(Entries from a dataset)
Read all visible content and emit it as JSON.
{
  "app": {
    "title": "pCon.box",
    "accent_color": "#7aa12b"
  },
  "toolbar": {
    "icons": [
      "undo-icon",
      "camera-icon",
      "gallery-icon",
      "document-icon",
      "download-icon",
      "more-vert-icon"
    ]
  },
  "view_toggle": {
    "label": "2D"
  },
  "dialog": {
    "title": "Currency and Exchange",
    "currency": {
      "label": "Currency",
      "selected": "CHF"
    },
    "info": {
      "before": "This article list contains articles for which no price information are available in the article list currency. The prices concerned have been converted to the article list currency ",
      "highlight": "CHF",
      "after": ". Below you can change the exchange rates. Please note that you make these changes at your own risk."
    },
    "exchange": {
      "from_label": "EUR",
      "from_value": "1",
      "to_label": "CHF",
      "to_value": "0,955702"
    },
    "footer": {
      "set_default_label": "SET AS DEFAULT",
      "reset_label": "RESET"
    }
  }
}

Exercise prompt | Identify each line in the entries with the word "title" and copy it.

Complete response |
    "title": "pCon.box",
    "title": "Currency and Exchange",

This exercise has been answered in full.